State the number of lines below in which the word "MINISTRO" appears. Nothing else belongs in the answer.

▸ **Data for processing**:
====
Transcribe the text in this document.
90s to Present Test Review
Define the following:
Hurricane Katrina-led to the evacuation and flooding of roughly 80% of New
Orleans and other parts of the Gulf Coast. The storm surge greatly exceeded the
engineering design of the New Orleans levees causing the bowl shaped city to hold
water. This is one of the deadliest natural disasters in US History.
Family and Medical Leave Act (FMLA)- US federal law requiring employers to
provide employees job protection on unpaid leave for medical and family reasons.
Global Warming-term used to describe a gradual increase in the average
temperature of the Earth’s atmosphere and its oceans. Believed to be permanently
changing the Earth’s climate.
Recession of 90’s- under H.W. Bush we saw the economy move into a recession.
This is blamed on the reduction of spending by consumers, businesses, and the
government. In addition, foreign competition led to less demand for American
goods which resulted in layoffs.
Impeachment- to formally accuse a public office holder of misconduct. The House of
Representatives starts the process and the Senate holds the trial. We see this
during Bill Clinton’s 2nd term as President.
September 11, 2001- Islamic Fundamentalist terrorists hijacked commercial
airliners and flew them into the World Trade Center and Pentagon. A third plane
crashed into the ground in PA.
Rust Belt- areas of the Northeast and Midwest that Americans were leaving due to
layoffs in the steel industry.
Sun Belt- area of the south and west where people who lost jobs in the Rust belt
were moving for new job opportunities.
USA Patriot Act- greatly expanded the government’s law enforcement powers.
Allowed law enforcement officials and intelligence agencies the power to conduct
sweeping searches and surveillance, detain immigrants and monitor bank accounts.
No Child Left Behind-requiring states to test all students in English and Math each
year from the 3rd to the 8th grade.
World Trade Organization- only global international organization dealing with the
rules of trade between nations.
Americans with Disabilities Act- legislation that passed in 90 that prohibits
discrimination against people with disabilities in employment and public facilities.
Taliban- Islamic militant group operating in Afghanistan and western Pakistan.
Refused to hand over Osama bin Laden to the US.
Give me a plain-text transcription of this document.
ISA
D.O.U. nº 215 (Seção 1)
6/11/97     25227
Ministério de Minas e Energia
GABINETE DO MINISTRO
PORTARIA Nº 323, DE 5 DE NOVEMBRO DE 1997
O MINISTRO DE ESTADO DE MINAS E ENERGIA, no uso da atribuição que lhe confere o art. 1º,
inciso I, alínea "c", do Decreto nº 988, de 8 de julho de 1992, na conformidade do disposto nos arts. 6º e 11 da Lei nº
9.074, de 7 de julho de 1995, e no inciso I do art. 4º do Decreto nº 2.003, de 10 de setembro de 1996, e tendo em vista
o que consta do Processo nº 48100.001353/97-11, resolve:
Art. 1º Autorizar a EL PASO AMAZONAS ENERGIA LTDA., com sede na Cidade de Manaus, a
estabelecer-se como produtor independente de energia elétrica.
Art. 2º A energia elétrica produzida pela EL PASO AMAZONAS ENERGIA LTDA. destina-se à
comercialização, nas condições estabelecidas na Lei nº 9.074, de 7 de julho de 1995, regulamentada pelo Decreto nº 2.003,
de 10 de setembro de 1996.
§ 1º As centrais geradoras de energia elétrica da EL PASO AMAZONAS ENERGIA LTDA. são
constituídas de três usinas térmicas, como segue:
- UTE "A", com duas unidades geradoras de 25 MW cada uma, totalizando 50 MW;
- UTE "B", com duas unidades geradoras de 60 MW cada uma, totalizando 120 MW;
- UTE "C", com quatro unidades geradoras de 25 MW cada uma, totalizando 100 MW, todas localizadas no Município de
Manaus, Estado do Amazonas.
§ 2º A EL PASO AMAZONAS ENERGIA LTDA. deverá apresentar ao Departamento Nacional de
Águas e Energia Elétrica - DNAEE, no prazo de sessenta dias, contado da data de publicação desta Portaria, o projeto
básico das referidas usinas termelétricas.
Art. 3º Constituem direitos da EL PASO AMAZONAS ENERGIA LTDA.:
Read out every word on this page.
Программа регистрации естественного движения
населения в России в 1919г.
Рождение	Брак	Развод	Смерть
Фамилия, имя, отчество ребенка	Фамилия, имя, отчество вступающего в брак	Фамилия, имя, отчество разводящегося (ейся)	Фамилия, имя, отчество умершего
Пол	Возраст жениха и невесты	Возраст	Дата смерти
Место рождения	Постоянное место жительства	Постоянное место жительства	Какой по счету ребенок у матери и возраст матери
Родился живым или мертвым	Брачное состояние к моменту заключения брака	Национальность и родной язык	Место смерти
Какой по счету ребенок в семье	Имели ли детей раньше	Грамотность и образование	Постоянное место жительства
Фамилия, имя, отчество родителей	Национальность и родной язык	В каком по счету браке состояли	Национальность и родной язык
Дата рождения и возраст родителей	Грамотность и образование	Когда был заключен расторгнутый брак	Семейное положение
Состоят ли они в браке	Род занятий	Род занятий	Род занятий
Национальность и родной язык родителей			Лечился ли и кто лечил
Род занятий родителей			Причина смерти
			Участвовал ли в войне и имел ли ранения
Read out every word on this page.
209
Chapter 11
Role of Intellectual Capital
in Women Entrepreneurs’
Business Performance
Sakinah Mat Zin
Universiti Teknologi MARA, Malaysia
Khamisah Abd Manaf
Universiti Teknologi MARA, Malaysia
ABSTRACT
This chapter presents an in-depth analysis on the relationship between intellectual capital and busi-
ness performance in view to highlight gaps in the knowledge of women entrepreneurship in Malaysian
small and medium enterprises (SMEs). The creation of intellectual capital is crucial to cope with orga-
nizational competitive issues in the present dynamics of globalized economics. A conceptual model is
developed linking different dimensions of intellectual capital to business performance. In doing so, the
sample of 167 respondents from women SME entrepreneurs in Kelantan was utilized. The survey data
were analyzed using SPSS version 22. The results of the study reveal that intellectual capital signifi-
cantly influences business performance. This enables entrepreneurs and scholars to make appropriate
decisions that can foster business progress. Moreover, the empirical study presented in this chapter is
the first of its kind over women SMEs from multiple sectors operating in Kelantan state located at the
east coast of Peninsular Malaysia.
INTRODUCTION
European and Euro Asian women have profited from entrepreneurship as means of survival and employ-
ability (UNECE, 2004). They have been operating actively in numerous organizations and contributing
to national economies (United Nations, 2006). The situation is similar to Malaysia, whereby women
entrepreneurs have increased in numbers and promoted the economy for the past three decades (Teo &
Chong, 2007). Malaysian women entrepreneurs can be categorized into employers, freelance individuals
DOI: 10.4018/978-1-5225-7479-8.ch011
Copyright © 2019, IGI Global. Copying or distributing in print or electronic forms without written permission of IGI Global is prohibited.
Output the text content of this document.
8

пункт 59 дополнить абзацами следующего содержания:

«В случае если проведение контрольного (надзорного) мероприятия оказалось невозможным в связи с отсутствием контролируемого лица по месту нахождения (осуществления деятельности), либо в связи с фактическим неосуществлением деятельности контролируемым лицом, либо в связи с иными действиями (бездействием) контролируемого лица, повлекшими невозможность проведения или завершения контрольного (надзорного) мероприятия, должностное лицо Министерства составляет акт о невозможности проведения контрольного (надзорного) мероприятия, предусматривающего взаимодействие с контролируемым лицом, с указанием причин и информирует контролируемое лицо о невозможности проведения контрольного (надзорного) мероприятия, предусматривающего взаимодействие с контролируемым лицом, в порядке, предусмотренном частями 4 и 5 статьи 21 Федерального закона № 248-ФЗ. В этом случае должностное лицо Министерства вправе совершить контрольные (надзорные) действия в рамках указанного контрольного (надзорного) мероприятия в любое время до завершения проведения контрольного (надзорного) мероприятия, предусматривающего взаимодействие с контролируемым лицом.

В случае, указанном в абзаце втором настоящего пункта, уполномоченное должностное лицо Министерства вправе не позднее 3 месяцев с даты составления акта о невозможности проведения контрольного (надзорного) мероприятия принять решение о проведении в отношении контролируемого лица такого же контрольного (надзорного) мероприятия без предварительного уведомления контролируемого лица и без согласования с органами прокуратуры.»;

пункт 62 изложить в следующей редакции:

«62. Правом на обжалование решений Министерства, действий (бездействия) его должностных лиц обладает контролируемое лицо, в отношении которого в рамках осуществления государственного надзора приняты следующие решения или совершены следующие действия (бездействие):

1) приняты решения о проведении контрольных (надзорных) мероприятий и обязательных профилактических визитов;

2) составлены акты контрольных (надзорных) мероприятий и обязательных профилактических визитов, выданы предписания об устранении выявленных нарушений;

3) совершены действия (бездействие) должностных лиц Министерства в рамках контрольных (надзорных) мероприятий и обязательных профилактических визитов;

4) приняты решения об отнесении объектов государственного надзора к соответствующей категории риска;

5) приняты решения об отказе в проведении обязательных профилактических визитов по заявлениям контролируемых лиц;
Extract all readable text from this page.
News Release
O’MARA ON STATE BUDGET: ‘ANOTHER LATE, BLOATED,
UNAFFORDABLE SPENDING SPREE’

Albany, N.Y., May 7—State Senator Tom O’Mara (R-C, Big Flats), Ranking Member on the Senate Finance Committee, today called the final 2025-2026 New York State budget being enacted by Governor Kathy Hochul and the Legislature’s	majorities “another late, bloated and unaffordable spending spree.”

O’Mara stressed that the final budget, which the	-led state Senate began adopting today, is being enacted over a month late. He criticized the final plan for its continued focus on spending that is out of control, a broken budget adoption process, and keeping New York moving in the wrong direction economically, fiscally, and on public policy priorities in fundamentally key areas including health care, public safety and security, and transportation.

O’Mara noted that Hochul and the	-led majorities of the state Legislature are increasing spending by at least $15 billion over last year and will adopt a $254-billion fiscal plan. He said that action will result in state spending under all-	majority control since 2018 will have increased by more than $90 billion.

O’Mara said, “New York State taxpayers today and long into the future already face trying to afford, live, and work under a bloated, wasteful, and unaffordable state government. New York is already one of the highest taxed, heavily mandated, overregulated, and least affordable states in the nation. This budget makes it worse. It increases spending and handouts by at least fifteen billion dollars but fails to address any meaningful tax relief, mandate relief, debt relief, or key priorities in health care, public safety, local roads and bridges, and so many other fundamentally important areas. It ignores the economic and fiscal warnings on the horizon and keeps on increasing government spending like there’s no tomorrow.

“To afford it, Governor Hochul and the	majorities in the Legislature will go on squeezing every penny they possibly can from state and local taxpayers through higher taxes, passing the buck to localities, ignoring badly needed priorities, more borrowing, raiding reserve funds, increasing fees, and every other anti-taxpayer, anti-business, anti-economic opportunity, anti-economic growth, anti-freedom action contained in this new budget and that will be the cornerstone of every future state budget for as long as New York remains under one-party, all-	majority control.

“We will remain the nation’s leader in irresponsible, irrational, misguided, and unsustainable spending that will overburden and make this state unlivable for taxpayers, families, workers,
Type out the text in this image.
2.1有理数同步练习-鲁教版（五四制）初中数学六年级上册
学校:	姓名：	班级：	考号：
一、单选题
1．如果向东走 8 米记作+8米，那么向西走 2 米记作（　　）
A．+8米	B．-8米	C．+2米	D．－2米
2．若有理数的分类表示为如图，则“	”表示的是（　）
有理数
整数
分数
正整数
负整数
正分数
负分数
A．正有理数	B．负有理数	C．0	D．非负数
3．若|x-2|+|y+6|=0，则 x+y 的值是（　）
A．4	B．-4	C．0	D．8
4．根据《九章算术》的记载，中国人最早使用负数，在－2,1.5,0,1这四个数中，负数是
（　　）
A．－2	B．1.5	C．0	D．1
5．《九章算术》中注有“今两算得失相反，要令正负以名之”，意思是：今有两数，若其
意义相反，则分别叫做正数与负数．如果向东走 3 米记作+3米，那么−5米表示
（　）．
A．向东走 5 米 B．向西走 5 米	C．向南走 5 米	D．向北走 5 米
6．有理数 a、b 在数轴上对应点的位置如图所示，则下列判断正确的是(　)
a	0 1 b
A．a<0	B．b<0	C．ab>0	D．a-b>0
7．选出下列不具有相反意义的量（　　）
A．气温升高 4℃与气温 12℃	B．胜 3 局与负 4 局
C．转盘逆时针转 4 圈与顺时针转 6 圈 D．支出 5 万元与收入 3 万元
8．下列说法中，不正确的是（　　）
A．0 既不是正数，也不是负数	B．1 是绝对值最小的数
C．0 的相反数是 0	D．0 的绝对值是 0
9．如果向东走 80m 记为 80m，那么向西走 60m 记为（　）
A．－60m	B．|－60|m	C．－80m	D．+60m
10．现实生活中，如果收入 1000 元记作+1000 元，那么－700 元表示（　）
====
▸ **Task output**:
2